EXERCISE DETAILS
Narrow the data below down to the lines containing "Weight".

◇ ◇ ◇ ◇

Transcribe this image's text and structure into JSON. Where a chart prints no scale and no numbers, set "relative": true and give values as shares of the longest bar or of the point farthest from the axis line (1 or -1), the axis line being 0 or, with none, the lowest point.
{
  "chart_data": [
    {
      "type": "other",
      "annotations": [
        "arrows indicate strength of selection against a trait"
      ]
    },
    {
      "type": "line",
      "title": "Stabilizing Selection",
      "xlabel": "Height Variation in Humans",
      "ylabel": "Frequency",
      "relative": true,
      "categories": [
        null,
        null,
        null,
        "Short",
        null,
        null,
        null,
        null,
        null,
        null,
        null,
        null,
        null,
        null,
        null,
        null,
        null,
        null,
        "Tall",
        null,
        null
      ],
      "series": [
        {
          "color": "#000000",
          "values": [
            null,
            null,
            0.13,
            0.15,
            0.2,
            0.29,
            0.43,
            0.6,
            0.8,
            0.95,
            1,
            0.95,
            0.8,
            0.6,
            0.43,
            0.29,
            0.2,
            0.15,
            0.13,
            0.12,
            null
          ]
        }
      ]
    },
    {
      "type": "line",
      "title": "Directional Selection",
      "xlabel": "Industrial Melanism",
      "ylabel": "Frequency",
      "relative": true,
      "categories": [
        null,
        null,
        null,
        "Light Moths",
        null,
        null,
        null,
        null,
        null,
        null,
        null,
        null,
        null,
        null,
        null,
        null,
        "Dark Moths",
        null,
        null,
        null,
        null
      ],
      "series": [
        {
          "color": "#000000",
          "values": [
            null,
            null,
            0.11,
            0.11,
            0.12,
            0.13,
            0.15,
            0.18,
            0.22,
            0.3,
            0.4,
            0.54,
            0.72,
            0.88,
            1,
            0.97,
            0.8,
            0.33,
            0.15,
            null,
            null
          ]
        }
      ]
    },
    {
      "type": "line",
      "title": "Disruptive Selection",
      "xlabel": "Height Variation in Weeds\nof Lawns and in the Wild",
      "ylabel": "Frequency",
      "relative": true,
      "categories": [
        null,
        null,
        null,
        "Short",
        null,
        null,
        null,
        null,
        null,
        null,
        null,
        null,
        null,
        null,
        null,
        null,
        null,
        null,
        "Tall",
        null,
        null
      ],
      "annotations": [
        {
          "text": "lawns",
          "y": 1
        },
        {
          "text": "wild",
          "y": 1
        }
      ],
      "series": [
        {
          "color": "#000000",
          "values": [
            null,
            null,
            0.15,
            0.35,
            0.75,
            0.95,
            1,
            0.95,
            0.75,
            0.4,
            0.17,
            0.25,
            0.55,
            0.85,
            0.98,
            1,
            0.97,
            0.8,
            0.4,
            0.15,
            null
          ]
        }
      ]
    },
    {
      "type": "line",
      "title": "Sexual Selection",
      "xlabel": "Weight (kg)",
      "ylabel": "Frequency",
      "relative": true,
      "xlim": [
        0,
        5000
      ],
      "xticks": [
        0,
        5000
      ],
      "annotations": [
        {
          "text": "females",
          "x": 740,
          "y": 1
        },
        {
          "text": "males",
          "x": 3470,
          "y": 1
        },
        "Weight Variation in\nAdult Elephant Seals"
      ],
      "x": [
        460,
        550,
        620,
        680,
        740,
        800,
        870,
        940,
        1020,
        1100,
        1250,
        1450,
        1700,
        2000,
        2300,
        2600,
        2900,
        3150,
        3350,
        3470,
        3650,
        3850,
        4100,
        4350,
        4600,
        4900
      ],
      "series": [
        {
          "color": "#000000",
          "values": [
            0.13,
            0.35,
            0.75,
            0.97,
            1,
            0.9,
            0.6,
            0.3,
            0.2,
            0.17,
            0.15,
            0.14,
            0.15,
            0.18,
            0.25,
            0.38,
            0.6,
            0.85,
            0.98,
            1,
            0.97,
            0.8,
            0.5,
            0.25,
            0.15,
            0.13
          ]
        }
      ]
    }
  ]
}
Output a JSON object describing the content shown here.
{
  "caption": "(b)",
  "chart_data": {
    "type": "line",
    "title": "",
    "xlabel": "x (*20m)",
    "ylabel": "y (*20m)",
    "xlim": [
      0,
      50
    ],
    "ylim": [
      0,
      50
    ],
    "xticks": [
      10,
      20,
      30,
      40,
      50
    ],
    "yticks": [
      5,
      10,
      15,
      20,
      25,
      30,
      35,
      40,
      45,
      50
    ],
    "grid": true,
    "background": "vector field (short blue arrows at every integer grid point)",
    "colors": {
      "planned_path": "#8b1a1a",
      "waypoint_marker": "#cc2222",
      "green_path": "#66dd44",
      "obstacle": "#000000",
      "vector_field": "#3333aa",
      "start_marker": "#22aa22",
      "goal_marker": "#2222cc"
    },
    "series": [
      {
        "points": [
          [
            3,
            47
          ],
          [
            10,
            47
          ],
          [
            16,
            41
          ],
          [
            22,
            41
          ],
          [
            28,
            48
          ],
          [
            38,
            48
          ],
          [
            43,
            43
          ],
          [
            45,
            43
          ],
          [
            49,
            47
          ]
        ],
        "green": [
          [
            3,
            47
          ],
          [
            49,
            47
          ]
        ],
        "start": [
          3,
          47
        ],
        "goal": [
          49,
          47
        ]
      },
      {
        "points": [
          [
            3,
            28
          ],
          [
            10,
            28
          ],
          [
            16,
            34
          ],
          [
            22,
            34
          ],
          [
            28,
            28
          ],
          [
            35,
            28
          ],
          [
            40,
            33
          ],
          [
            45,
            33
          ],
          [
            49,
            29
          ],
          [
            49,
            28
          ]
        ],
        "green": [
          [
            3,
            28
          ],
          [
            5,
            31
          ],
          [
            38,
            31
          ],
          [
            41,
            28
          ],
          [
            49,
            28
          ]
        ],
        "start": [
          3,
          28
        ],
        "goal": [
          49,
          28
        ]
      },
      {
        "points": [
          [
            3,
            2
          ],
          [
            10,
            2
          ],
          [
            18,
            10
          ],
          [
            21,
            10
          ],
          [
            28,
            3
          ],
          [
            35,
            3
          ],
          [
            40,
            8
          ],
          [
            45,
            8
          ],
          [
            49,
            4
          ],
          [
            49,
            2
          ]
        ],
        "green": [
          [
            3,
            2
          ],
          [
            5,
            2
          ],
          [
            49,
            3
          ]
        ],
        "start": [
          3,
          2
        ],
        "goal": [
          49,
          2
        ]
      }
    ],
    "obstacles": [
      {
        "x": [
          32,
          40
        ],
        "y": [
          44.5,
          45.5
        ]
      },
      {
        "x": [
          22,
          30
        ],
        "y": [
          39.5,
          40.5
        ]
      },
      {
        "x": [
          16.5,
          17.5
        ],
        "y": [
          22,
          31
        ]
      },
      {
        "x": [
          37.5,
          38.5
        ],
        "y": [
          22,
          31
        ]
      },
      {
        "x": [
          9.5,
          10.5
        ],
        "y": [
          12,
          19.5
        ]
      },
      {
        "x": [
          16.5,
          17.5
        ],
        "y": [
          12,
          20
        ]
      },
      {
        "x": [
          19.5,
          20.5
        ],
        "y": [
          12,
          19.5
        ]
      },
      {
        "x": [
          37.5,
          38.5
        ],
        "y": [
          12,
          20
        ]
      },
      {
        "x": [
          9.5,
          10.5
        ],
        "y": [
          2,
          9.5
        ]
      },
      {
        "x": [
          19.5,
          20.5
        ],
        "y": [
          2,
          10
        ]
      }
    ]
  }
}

◇ ◇ ◇ ◇

RIGHT ANSWER
      "xlabel": "Weight (kg)",
        "Weight Variation in\nAdult Elephant Seals"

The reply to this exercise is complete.